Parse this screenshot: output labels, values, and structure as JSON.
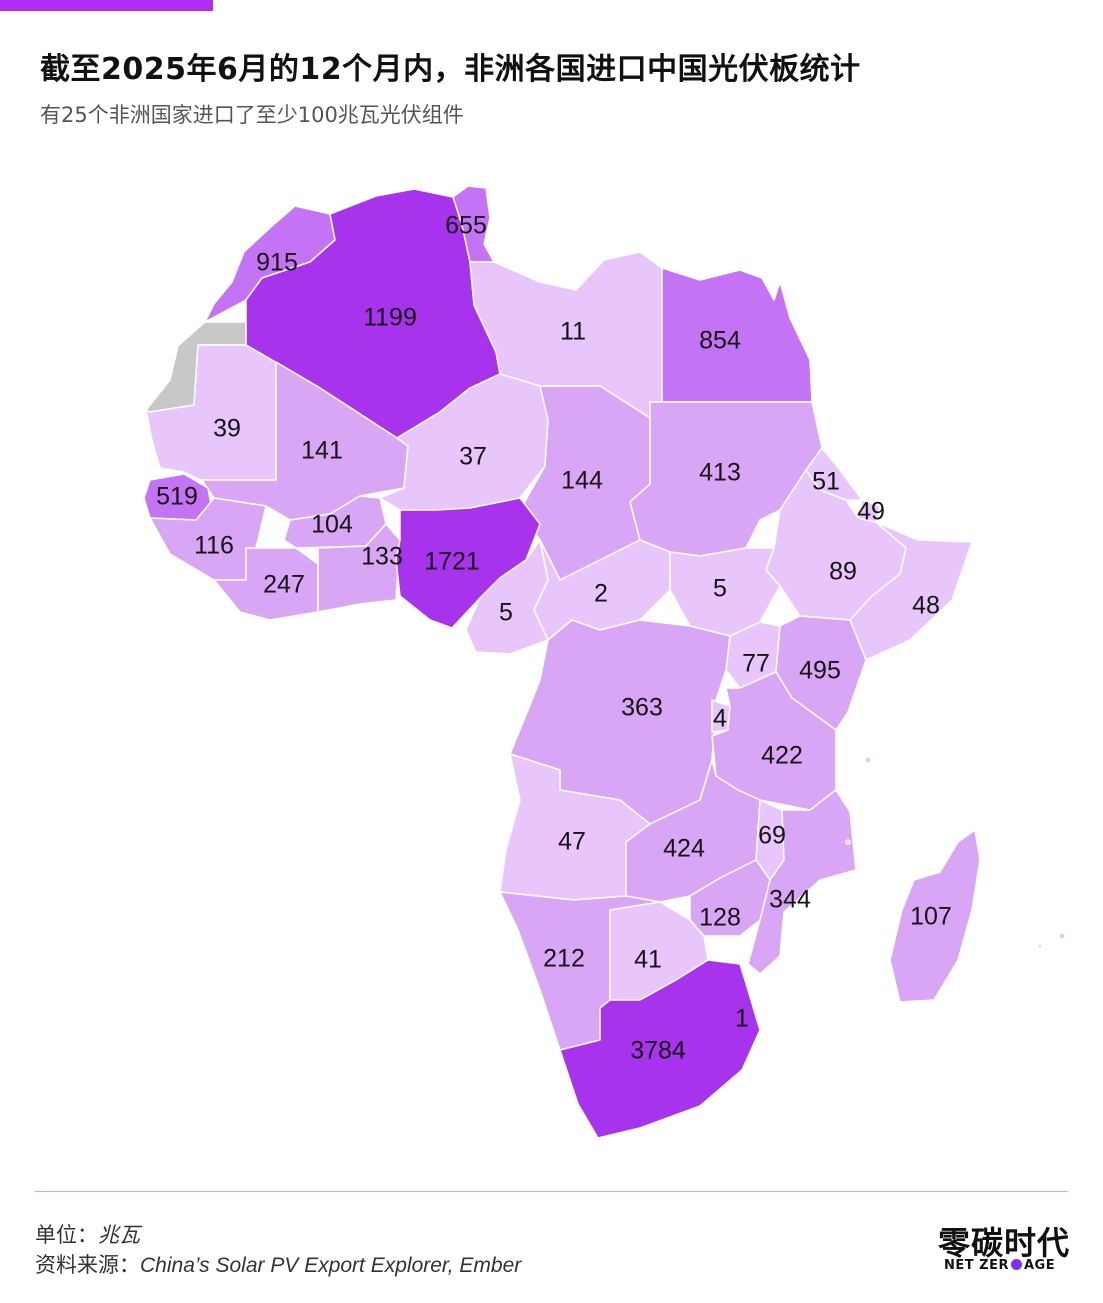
{
  "title": "截至2025年6月的12个月内，非洲各国进口中国光伏板统计",
  "subtitle": "有25个非洲国家进口了至少100兆瓦光伏组件",
  "footer": {
    "unit_label": "单位：",
    "unit_value": "兆瓦",
    "source_label": "资料来源：",
    "source_value": "China’s Solar PV Export Explorer, Ember"
  },
  "brand": {
    "name_cn": "零碳时代",
    "name_en_left": "NET ZER",
    "name_en_right": "AGE",
    "dot_color": "#7b2ff7"
  },
  "colors": {
    "accent": "#b02cf0",
    "divider": "#d9a6ee",
    "scale": {
      "lowest": "#e8c6fb",
      "low": "#d9a6f5",
      "mid": "#c373f3",
      "high": "#a833ec",
      "no_data": "#c8c8c8"
    }
  },
  "map_data": {
    "regions": [
      {
        "name": "Morocco",
        "value": 915,
        "level": "mid"
      },
      {
        "name": "Algeria",
        "value": 1199,
        "level": "high"
      },
      {
        "name": "Tunisia",
        "value": 655,
        "level": "mid"
      },
      {
        "name": "Libya",
        "value": 11,
        "level": "lowest"
      },
      {
        "name": "Egypt",
        "value": 854,
        "level": "mid"
      },
      {
        "name": "Western Sahara",
        "value": null,
        "level": "no_data"
      },
      {
        "name": "Mauritania",
        "value": 39,
        "level": "lowest"
      },
      {
        "name": "Mali",
        "value": 141,
        "level": "low"
      },
      {
        "name": "Niger",
        "value": 37,
        "level": "lowest"
      },
      {
        "name": "Chad",
        "value": 144,
        "level": "low"
      },
      {
        "name": "Sudan",
        "value": 413,
        "level": "low"
      },
      {
        "name": "Eritrea",
        "value": 51,
        "level": "lowest"
      },
      {
        "name": "Djibouti",
        "value": 49,
        "level": "lowest"
      },
      {
        "name": "Ethiopia",
        "value": 89,
        "level": "lowest"
      },
      {
        "name": "Somalia",
        "value": 48,
        "level": "lowest"
      },
      {
        "name": "Senegal",
        "value": 519,
        "level": "mid"
      },
      {
        "name": "Guinea",
        "value": 116,
        "level": "low"
      },
      {
        "name": "Burkina Faso",
        "value": 104,
        "level": "low"
      },
      {
        "name": "Côte d'Ivoire",
        "value": 247,
        "level": "low"
      },
      {
        "name": "Ghana",
        "value": 133,
        "level": "low"
      },
      {
        "name": "Nigeria",
        "value": 1721,
        "level": "high"
      },
      {
        "name": "Cameroon",
        "value": 5,
        "level": "lowest"
      },
      {
        "name": "Central African Republic",
        "value": 2,
        "level": "lowest"
      },
      {
        "name": "South Sudan",
        "value": 5,
        "level": "lowest"
      },
      {
        "name": "Uganda",
        "value": 77,
        "level": "lowest"
      },
      {
        "name": "Kenya",
        "value": 495,
        "level": "low"
      },
      {
        "name": "DR Congo",
        "value": 363,
        "level": "low"
      },
      {
        "name": "Burundi",
        "value": 4,
        "level": "lowest"
      },
      {
        "name": "Tanzania",
        "value": 422,
        "level": "low"
      },
      {
        "name": "Angola",
        "value": 47,
        "level": "lowest"
      },
      {
        "name": "Zambia",
        "value": 424,
        "level": "low"
      },
      {
        "name": "Malawi",
        "value": 69,
        "level": "lowest"
      },
      {
        "name": "Mozambique",
        "value": 344,
        "level": "low"
      },
      {
        "name": "Zimbabwe",
        "value": 128,
        "level": "low"
      },
      {
        "name": "Madagascar",
        "value": 107,
        "level": "low"
      },
      {
        "name": "Namibia",
        "value": 212,
        "level": "low"
      },
      {
        "name": "Botswana",
        "value": 41,
        "level": "lowest"
      },
      {
        "name": "Eswatini",
        "value": 1,
        "level": "lowest"
      },
      {
        "name": "South Africa",
        "value": 3784,
        "level": "high"
      }
    ]
  }
}
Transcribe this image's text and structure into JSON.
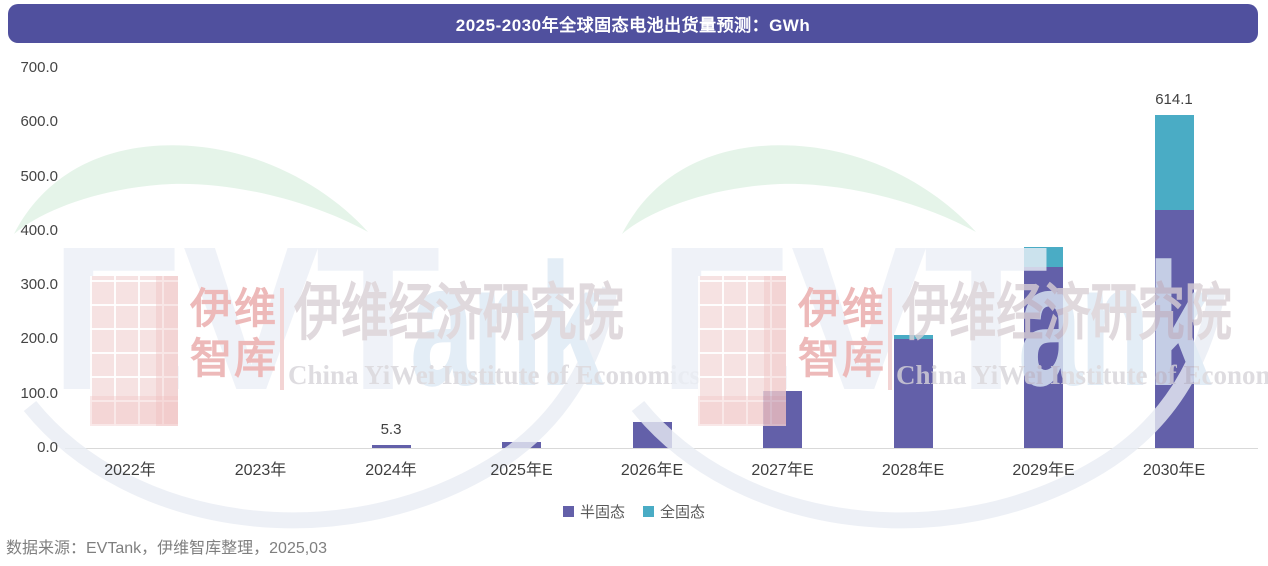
{
  "title": {
    "text": "2025-2030年全球固态电池出货量预测：GWh",
    "bg_color": "#50509E",
    "text_color": "#FFFFFF"
  },
  "chart_data": {
    "type": "bar",
    "stacked": true,
    "categories": [
      "2022年",
      "2023年",
      "2024年",
      "2025年E",
      "2026年E",
      "2027年E",
      "2028年E",
      "2029年E",
      "2030年E"
    ],
    "series": [
      {
        "name": "半固态",
        "color": "#6360A9",
        "values": [
          0,
          0,
          5.3,
          11,
          47,
          105,
          200,
          333,
          438
        ]
      },
      {
        "name": "全固态",
        "color": "#4AACC5",
        "values": [
          0,
          0,
          0,
          0,
          0,
          0,
          8,
          38,
          176.1
        ]
      }
    ],
    "data_labels": {
      "2": "5.3",
      "8": "614.1"
    },
    "title": "2025-2030年全球固态电池出货量预测：GWh",
    "xlabel": "",
    "ylabel": "",
    "ylim": [
      0,
      700
    ],
    "ytick_step": 100,
    "ytick_decimals": 1,
    "grid": false,
    "legend_position": "bottom"
  },
  "source": {
    "text": "数据来源：EVTank，伊维智库整理，2025,03"
  },
  "watermark": {
    "evt": "EVT",
    "ank": "ank",
    "logo_cn_lines": "伊维\n智库",
    "institute_cn": "伊维经济研究院",
    "institute_en": "China YiWei Institute of Economics",
    "accent_green": "#DFF2E4",
    "accent_red": "#E9A8A8",
    "accent_gray": "#E9EDF4"
  }
}
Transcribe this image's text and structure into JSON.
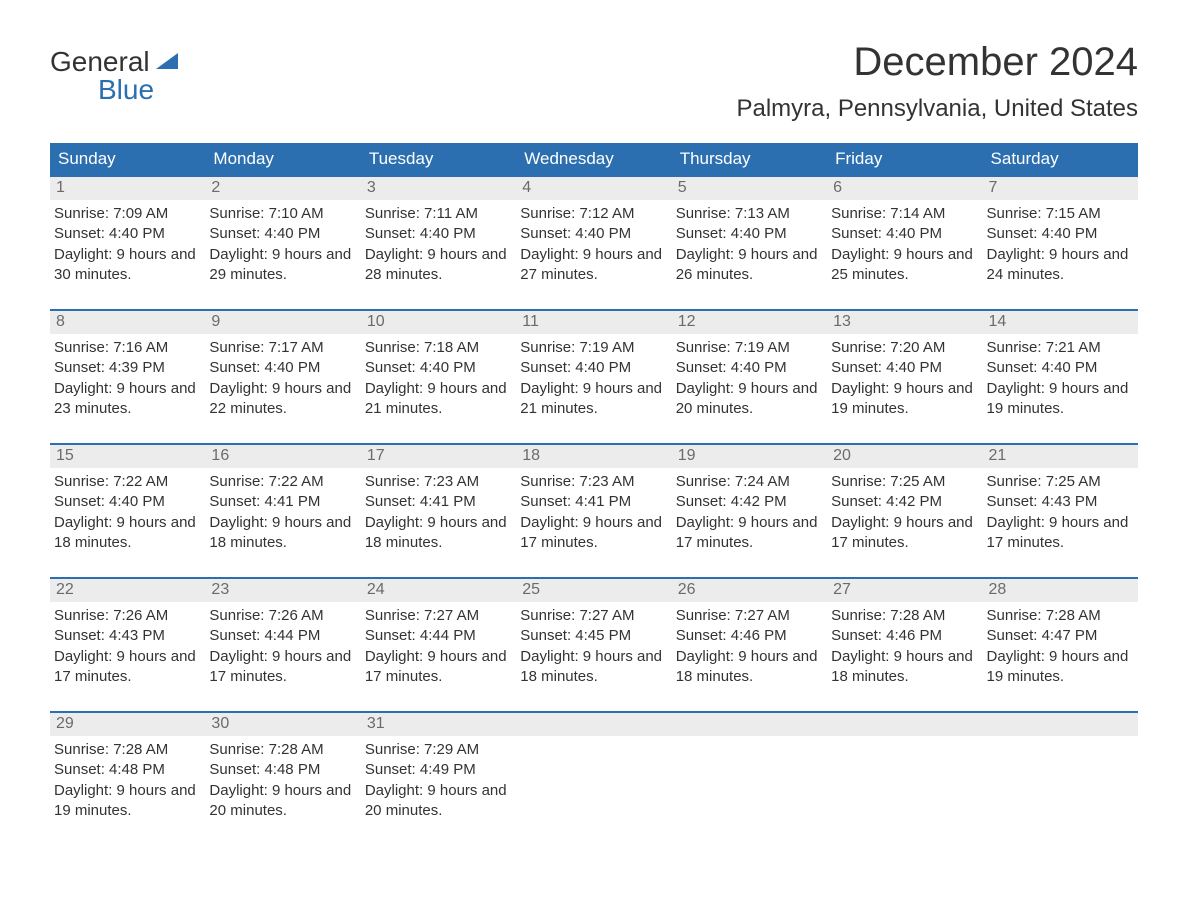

THE TASK — Leave the pictures out and reproduce all of the records exactly.

OUTPUT —
Parse this screenshot: output labels, values, and structure as JSON.
{
  "title": "截至2025年6月的12个月内，非洲各国进口中国光伏板统计",
  "subtitle": "有25个非洲国家进口了至少100兆瓦光伏组件",
  "footer": {
    "unit_label": "单位：",
    "unit_value": "兆瓦",
    "source_label": "资料来源：",
    "source_value": "China’s Solar PV Export Explorer, Ember"
  },
  "brand": {
    "name_cn": "零碳时代",
    "name_en_left": "NET ZER",
    "name_en_right": "AGE",
    "dot_color": "#7b2ff7"
  },
  "colors": {
    "accent": "#b02cf0",
    "divider": "#d9a6ee",
    "scale": {
      "lowest": "#e8c6fb",
      "low": "#d9a6f5",
      "mid": "#c373f3",
      "high": "#a833ec",
      "no_data": "#c8c8c8"
    }
  },
  "map_data": {
    "regions": [
      {
        "name": "Morocco",
        "value": 915,
        "level": "mid"
      },
      {
        "name": "Algeria",
        "value": 1199,
        "level": "high"
      },
      {
        "name": "Tunisia",
        "value": 655,
        "level": "mid"
      },
      {
        "name": "Libya",
        "value": 11,
        "level": "lowest"
      },
      {
        "name": "Egypt",
        "value": 854,
        "level": "mid"
      },
      {
        "name": "Western Sahara",
        "value": null,
        "level": "no_data"
      },
      {
        "name": "Mauritania",
        "value": 39,
        "level": "lowest"
      },
      {
        "name": "Mali",
        "value": 141,
        "level": "low"
      },
      {
        "name": "Niger",
        "value": 37,
        "level": "lowest"
      },
      {
        "name": "Chad",
        "value": 144,
        "level": "low"
      },
      {
        "name": "Sudan",
        "value": 413,
        "level": "low"
      },
      {
        "name": "Eritrea",
        "value": 51,
        "level": "lowest"
      },
      {
        "name": "Djibouti",
        "value": 49,
        "level": "lowest"
      },
      {
        "name": "Ethiopia",
        "value": 89,
        "level": "lowest"
      },
      {
        "name": "Somalia",
        "value": 48,
        "level": "lowest"
      },
      {
        "name": "Senegal",
        "value": 519,
        "level": "mid"
      },
      {
        "name": "Guinea",
        "value": 116,
        "level": "low"
      },
      {
        "name": "Burkina Faso",
        "value": 104,
        "level": "low"
      },
      {
        "name": "Côte d'Ivoire",
        "value": 247,
        "level": "low"
      },
      {
        "name": "Ghana",
        "value": 133,
        "level": "low"
      },
      {
        "name": "Nigeria",
        "value": 1721,
        "level": "high"
      },
      {
        "name": "Cameroon",
        "value": 5,
        "level": "lowest"
      },
      {
        "name": "Central African Republic",
        "value": 2,
        "level": "lowest"
      },
      {
        "name": "South Sudan",
        "value": 5,
        "level": "lowest"
      },
      {
        "name": "Uganda",
        "value": 77,
        "level": "lowest"
      },
      {
        "name": "Kenya",
        "value": 495,
        "level": "low"
      },
      {
        "name": "DR Congo",
        "value": 363,
        "level": "low"
      },
      {
        "name": "Burundi",
        "value": 4,
        "level": "lowest"
      },
      {
        "name": "Tanzania",
        "value": 422,
        "level": "low"
      },
      {
        "name": "Angola",
        "value": 47,
        "level": "lowest"
      },
      {
        "name": "Zambia",
        "value": 424,
        "level": "low"
      },
      {
        "name": "Malawi",
        "value": 69,
        "level": "lowest"
      },
      {
        "name": "Mozambique",
        "value": 344,
        "level": "low"
      },
      {
        "name": "Zimbabwe",
        "value": 128,
        "level": "low"
      },
      {
        "name": "Madagascar",
        "value": 107,
        "level": "low"
      },
      {
        "name": "Namibia",
        "value": 212,
        "level": "low"
      },
      {
        "name": "Botswana",
        "value": 41,
        "level": "lowest"
      },
      {
        "name": "Eswatini",
        "value": 1,
        "level": "lowest"
      },
      {
        "name": "South Africa",
        "value": 3784,
        "level": "high"
      }
    ]
  }
}
Transcribe this image's text and structure into JSON.
{
  "title": {
    "text": "2025-2030年全球固态电池出货量预测：GWh",
    "bg_color": "#50509E",
    "text_color": "#FFFFFF"
  },
  "chart_data": {
    "type": "bar",
    "stacked": true,
    "categories": [
      "2022年",
      "2023年",
      "2024年",
      "2025年E",
      "2026年E",
      "2027年E",
      "2028年E",
      "2029年E",
      "2030年E"
    ],
    "series": [
      {
        "name": "半固态",
        "color": "#6360A9",
        "values": [
          0,
          0,
          5.3,
          11,
          47,
          105,
          200,
          333,
          438
        ]
      },
      {
        "name": "全固态",
        "color": "#4AACC5",
        "values": [
          0,
          0,
          0,
          0,
          0,
          0,
          8,
          38,
          176.1
        ]
      }
    ],
    "data_labels": {
      "2": "5.3",
      "8": "614.1"
    },
    "title": "2025-2030年全球固态电池出货量预测：GWh",
    "xlabel": "",
    "ylabel": "",
    "ylim": [
      0,
      700
    ],
    "ytick_step": 100,
    "ytick_decimals": 1,
    "grid": false,
    "legend_position": "bottom"
  },
  "source": {
    "text": "数据来源：EVTank，伊维智库整理，2025,03"
  },
  "watermark": {
    "evt": "EVT",
    "ank": "ank",
    "logo_cn_lines": "伊维\n智库",
    "institute_cn": "伊维经济研究院",
    "institute_en": "China YiWei Institute of Economics",
    "accent_green": "#DFF2E4",
    "accent_red": "#E9A8A8",
    "accent_gray": "#E9EDF4"
  }
}
Transcribe this image's text and structure into JSON.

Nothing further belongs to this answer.